↓↓↓

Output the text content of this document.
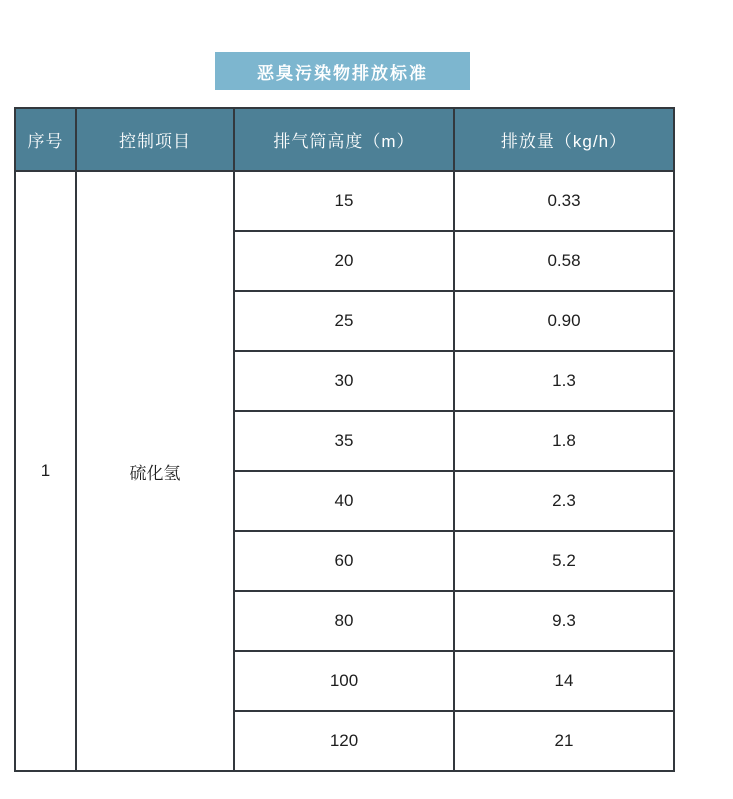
恶臭污染物排放标准
序号	控制项目	排气筒高度（m）	排放量（kg/h）
1	硫化氢	15	0.33
		20	0.58
		25	0.90
		30	1.3
		35	1.8
		40	2.3
		60	5.2
		80	9.3
		100	14
		120	21
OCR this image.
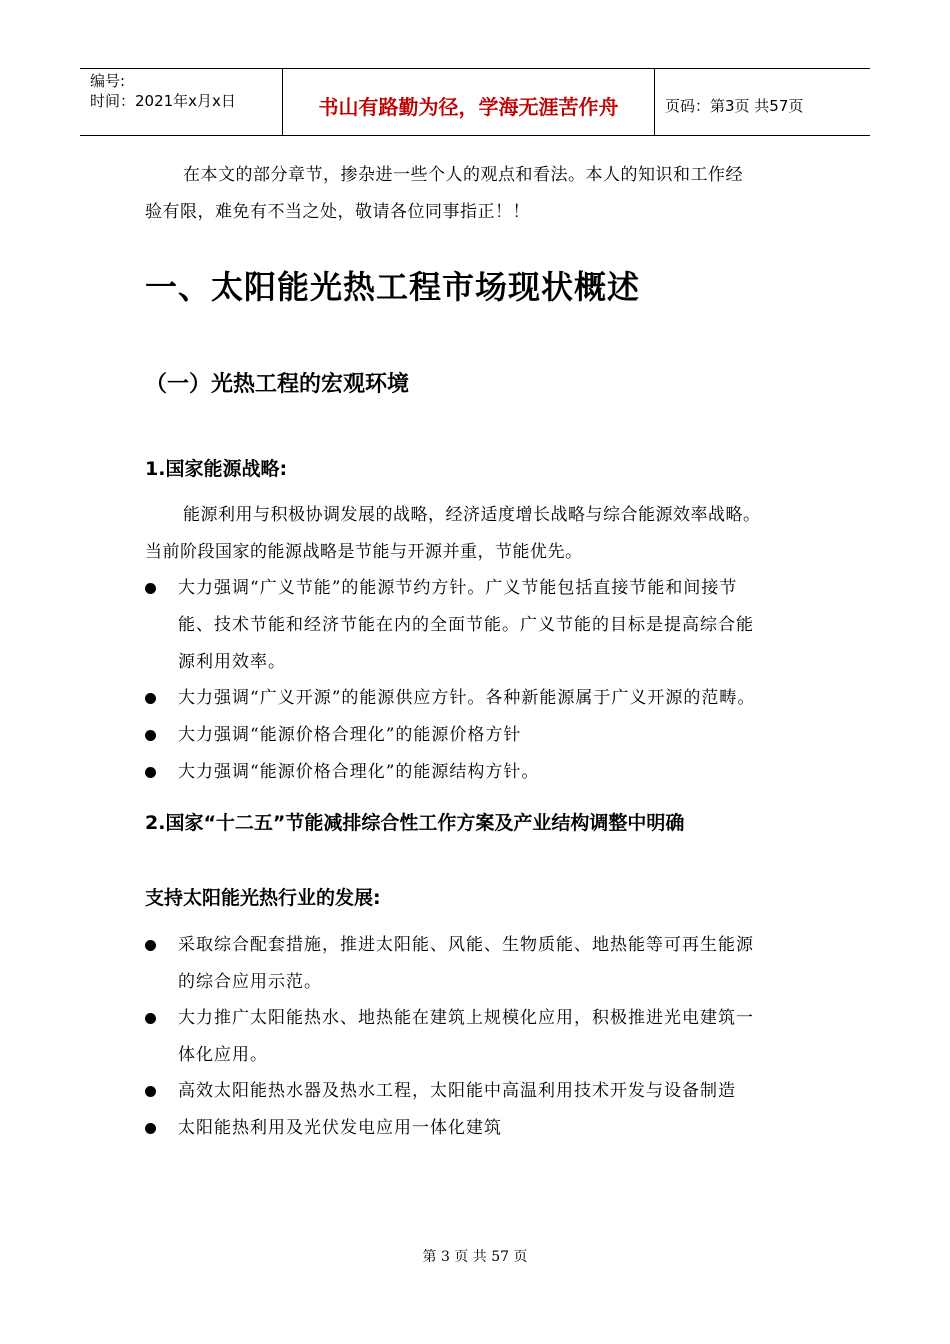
编号:
时间：2021年x月x日	书山有路勤为径，学海无涯苦作舟	页码：第3页 共57页
在本文的部分章节，掺杂进一些个人的观点和看法。本人的知识和工作经
验有限，难免有不当之处，敬请各位同事指正！！
一、太阳能光热工程市场现状概述
（一）光热工程的宏观环境
1.国家能源战略:
能源利用与积极协调发展的战略，经济适度增长战略与综合能源效率战略。
当前阶段国家的能源战略是节能与开源并重，节能优先。
大力强调“广义节能”的能源节约方针。广义节能包括直接节能和间接节
能、技术节能和经济节能在内的全面节能。广义节能的目标是提高综合能
源利用效率。
大力强调“广义开源”的能源供应方针。各种新能源属于广义开源的范畴。
大力强调“能源价格合理化”的能源价格方针
大力强调“能源价格合理化”的能源结构方针。
2.国家“十二五”节能减排综合性工作方案及产业结构调整中明确
支持太阳能光热行业的发展:
采取综合配套措施，推进太阳能、风能、生物质能、地热能等可再生能源
的综合应用示范。
大力推广太阳能热水、地热能在建筑上规模化应用，积极推进光电建筑一
体化应用。
高效太阳能热水器及热水工程，太阳能中高温利用技术开发与设备制造
太阳能热利用及光伏发电应用一体化建筑
第 3 页 共 57 页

↑↑↑

* What is expected
Transcribe the listing in full. Omit the pictures and keep every line exact.

* Exercise output
Output the text content of this document.
恶臭污染物排放标准
序号	控制项目	排气筒高度（m）	排放量（kg/h）
1	硫化氢	15	0.33
		20	0.58
		25	0.90
		30	1.3
		35	1.8
		40	2.3
		60	5.2
		80	9.3
		100	14
		120	21
OCR this image.
编号:
时间：2021年x月x日	书山有路勤为径，学海无涯苦作舟	页码：第3页 共57页
在本文的部分章节，掺杂进一些个人的观点和看法。本人的知识和工作经
验有限，难免有不当之处，敬请各位同事指正！！
一、太阳能光热工程市场现状概述
（一）光热工程的宏观环境
1.国家能源战略:
能源利用与积极协调发展的战略，经济适度增长战略与综合能源效率战略。
当前阶段国家的能源战略是节能与开源并重，节能优先。
大力强调“广义节能”的能源节约方针。广义节能包括直接节能和间接节
能、技术节能和经济节能在内的全面节能。广义节能的目标是提高综合能
源利用效率。
大力强调“广义开源”的能源供应方针。各种新能源属于广义开源的范畴。
大力强调“能源价格合理化”的能源价格方针
大力强调“能源价格合理化”的能源结构方针。
2.国家“十二五”节能减排综合性工作方案及产业结构调整中明确
支持太阳能光热行业的发展:
采取综合配套措施，推进太阳能、风能、生物质能、地热能等可再生能源
的综合应用示范。
大力推广太阳能热水、地热能在建筑上规模化应用，积极推进光电建筑一
体化应用。
高效太阳能热水器及热水工程，太阳能中高温利用技术开发与设备制造
太阳能热利用及光伏发电应用一体化建筑
第 3 页 共 57 页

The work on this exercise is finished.